──────── Dataset ────────

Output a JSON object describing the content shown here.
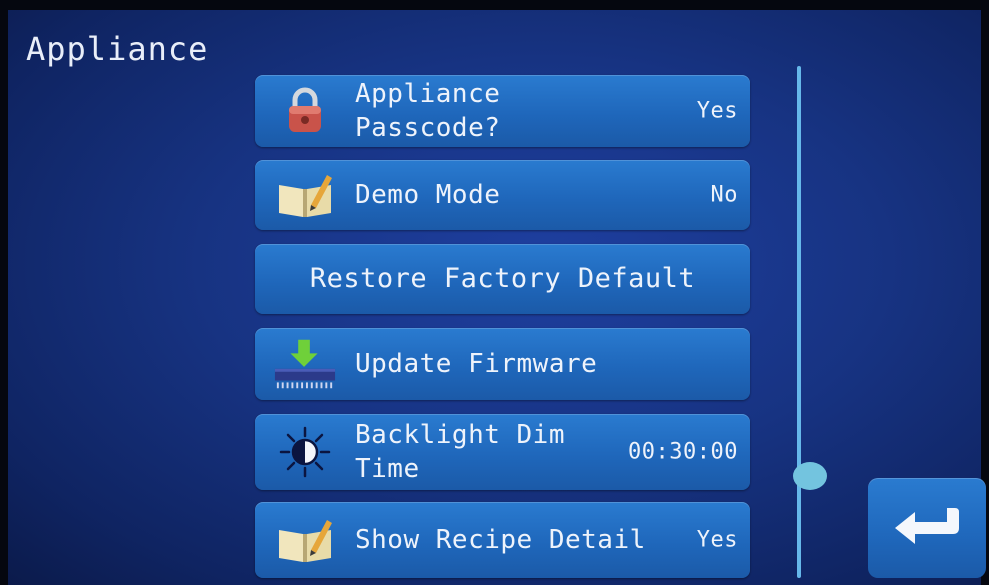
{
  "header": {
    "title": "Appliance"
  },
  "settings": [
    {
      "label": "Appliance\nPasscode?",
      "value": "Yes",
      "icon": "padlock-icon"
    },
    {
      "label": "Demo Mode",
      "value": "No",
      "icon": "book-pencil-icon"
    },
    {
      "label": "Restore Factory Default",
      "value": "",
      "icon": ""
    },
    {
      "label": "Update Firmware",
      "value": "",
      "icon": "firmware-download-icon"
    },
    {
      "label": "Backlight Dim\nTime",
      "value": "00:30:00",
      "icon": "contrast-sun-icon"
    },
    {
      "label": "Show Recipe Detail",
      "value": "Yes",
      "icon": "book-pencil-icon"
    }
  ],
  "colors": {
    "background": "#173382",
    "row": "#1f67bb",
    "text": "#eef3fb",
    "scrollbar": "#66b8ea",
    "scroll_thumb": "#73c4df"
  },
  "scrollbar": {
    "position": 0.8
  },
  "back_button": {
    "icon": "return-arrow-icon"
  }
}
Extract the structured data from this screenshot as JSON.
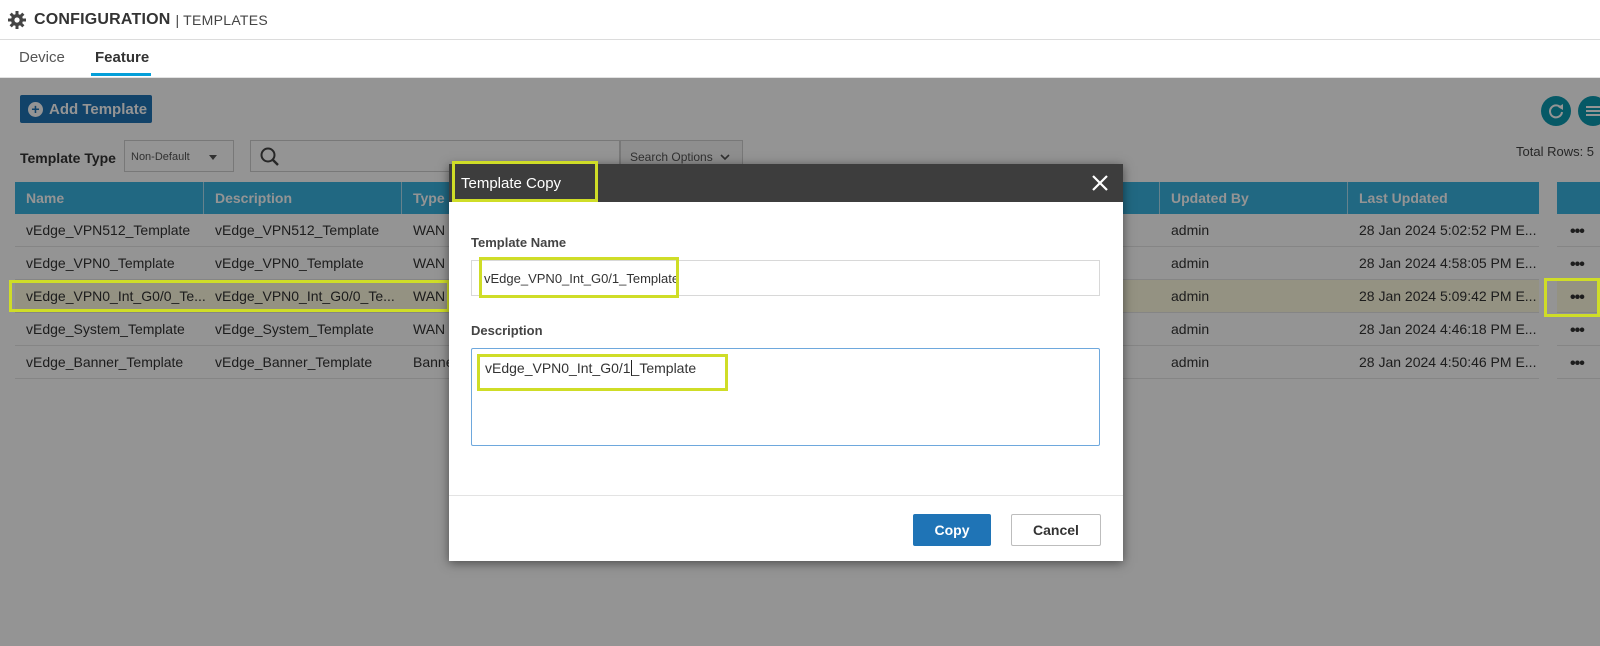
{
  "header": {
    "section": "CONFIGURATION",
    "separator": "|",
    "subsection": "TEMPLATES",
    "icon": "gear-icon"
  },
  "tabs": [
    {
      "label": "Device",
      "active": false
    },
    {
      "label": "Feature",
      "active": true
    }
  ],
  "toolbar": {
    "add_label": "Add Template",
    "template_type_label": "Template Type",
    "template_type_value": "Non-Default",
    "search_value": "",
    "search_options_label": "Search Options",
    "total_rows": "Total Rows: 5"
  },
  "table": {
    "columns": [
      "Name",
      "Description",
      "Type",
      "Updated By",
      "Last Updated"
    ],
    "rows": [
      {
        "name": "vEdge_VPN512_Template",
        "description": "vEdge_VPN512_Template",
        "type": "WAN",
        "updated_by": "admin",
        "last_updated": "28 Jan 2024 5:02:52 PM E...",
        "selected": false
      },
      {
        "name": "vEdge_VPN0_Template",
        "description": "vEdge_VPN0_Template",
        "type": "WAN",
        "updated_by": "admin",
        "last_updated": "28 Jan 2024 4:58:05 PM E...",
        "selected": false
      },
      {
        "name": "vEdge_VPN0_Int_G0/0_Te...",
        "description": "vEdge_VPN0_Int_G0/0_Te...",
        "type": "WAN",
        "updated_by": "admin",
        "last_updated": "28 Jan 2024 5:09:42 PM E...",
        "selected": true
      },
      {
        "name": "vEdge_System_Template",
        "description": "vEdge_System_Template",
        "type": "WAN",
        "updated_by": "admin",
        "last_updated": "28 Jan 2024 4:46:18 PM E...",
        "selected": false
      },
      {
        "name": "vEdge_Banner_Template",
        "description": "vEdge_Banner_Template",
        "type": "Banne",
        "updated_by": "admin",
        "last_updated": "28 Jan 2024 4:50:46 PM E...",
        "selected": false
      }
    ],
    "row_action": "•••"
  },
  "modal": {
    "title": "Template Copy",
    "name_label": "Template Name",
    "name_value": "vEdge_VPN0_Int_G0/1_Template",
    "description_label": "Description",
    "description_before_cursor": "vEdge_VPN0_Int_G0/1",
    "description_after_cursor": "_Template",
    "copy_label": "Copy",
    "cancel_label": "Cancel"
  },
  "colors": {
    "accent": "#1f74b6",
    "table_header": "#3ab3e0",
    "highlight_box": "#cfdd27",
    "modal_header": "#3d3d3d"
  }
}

────────

Count every line of the records that holds "Copy". State the number, nothing else.

2